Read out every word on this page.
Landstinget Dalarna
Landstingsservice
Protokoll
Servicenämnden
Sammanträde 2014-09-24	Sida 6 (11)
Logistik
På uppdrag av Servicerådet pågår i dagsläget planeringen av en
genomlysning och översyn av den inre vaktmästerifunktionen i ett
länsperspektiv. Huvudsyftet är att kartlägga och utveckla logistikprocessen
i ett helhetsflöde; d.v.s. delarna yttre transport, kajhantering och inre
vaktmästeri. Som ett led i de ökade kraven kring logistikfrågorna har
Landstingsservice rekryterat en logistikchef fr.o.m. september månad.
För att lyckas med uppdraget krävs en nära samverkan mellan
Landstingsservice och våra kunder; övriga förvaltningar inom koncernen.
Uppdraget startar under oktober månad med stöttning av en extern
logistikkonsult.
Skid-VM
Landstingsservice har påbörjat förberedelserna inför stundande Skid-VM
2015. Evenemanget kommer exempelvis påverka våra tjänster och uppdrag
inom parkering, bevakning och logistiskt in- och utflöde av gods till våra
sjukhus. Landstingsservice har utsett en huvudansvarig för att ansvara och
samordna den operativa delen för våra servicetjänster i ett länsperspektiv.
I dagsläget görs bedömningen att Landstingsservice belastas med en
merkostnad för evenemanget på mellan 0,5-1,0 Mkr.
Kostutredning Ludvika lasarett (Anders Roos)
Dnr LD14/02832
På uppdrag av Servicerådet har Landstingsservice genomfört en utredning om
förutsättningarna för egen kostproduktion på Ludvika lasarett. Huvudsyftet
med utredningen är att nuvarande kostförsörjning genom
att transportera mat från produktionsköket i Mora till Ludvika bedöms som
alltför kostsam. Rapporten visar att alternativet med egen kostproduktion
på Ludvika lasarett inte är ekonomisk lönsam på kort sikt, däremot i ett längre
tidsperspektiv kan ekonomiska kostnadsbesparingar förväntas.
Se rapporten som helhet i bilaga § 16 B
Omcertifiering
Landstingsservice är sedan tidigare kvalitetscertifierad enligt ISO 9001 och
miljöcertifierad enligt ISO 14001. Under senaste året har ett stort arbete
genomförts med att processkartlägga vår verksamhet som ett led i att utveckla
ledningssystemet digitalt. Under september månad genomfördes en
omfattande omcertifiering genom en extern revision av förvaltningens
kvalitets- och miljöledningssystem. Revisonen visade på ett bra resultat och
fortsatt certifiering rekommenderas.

⁂

Exactly as it appears above, write out the complete listing.

*Answer space*
Read out every word on this page.
Landstinget Dalarna
Landstingsservice
Protokoll
Servicenämnden
Sammanträde 2014-09-24	Sida 6 (11)
Logistik
På uppdrag av Servicerådet pågår i dagsläget planeringen av en
genomlysning och översyn av den inre vaktmästerifunktionen i ett
länsperspektiv. Huvudsyftet är att kartlägga och utveckla logistikprocessen
i ett helhetsflöde; d.v.s. delarna yttre transport, kajhantering och inre
vaktmästeri. Som ett led i de ökade kraven kring logistikfrågorna har
Landstingsservice rekryterat en logistikchef fr.o.m. september månad.
För att lyckas med uppdraget krävs en nära samverkan mellan
Landstingsservice och våra kunder; övriga förvaltningar inom koncernen.
Uppdraget startar under oktober månad med stöttning av en extern
logistikkonsult.
Skid-VM
Landstingsservice har påbörjat förberedelserna inför stundande Skid-VM
2015. Evenemanget kommer exempelvis påverka våra tjänster och uppdrag
inom parkering, bevakning och logistiskt in- och utflöde av gods till våra
sjukhus. Landstingsservice har utsett en huvudansvarig för att ansvara och
samordna den operativa delen för våra servicetjänster i ett länsperspektiv.
I dagsläget görs bedömningen att Landstingsservice belastas med en
merkostnad för evenemanget på mellan 0,5-1,0 Mkr.
Kostutredning Ludvika lasarett (Anders Roos)
Dnr LD14/02832
På uppdrag av Servicerådet har Landstingsservice genomfört en utredning om
förutsättningarna för egen kostproduktion på Ludvika lasarett. Huvudsyftet
med utredningen är att nuvarande kostförsörjning genom
att transportera mat från produktionsköket i Mora till Ludvika bedöms som
alltför kostsam. Rapporten visar att alternativet med egen kostproduktion
på Ludvika lasarett inte är ekonomisk lönsam på kort sikt, däremot i ett längre
tidsperspektiv kan ekonomiska kostnadsbesparingar förväntas.
Se rapporten som helhet i bilaga § 16 B
Omcertifiering
Landstingsservice är sedan tidigare kvalitetscertifierad enligt ISO 9001 och
miljöcertifierad enligt ISO 14001. Under senaste året har ett stort arbete
genomförts med att processkartlägga vår verksamhet som ett led i att utveckla
ledningssystemet digitalt. Under september månad genomfördes en
omfattande omcertifiering genom en extern revision av förvaltningens
kvalitets- och miljöledningssystem. Revisonen visade på ett bra resultat och
fortsatt certifiering rekommenderas.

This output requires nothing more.